* _YOUR OBJECTIVE_: Narrow the data below down to the lines containing "Segnalazione".

[Entries taken from a collection]
┌────────

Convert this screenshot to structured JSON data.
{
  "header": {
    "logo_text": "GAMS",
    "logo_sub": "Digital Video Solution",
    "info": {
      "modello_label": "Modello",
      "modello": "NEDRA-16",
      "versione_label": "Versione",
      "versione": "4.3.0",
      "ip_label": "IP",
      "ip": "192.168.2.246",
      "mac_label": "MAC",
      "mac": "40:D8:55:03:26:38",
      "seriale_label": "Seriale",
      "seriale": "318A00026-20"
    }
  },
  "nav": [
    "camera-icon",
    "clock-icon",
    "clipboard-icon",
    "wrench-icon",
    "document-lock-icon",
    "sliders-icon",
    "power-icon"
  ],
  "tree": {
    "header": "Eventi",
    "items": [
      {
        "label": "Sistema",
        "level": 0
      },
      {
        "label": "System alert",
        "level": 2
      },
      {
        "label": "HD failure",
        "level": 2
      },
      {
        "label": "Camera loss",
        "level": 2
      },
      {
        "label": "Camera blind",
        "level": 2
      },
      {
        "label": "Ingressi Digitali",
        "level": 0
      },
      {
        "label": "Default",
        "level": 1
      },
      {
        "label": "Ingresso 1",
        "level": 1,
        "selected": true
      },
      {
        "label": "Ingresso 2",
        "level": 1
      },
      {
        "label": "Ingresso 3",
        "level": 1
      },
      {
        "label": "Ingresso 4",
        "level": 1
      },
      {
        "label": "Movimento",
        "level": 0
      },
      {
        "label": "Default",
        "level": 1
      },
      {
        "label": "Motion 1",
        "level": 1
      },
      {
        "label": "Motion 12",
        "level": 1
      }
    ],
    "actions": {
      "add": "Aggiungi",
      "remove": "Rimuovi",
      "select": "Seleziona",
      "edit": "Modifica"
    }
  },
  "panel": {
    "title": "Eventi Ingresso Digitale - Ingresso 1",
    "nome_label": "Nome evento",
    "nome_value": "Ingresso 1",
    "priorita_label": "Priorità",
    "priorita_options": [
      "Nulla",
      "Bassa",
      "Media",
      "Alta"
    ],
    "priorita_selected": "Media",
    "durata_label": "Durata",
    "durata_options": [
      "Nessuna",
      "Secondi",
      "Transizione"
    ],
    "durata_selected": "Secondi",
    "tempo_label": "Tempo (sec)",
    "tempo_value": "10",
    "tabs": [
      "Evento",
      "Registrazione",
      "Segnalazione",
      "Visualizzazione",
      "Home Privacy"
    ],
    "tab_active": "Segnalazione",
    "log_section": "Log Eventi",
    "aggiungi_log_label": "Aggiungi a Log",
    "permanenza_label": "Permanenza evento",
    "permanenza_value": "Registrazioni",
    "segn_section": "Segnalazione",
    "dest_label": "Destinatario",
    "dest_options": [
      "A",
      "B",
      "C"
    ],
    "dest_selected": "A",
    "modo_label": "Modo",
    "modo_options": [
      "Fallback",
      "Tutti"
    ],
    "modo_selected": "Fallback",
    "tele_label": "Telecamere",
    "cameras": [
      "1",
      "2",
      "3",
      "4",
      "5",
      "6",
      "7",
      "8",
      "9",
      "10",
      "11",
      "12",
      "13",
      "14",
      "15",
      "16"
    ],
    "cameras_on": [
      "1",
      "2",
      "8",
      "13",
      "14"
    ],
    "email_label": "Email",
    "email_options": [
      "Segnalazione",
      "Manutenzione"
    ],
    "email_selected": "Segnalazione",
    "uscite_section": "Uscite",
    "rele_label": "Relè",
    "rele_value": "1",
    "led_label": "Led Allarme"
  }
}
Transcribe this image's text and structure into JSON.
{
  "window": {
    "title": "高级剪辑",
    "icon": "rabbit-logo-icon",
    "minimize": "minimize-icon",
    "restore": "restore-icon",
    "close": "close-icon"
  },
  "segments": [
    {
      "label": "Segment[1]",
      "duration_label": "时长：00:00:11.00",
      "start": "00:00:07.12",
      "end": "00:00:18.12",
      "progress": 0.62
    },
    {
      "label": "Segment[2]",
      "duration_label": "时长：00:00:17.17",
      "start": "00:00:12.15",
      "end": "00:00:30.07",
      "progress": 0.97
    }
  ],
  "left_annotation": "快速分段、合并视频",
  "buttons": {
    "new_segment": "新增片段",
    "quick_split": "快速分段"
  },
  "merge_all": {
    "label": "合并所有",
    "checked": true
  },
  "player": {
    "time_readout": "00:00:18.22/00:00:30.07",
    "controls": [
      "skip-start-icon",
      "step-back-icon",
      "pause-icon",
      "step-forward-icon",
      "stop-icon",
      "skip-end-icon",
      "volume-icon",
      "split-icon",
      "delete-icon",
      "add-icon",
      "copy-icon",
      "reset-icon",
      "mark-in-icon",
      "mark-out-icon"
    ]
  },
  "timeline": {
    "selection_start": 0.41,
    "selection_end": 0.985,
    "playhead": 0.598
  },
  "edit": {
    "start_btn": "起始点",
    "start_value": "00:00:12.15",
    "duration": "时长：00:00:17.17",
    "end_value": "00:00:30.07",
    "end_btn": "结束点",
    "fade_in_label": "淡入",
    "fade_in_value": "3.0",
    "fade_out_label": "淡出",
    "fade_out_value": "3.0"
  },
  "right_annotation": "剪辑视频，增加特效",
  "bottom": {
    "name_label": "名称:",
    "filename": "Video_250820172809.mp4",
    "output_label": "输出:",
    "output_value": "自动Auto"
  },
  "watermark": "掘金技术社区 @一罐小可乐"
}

└────────

* _TASK RESPONSE_:
      "Segnalazione",
    "tab_active": "Segnalazione",
    "segn_section": "Segnalazione",
      "Segnalazione",
    "email_selected": "Segnalazione",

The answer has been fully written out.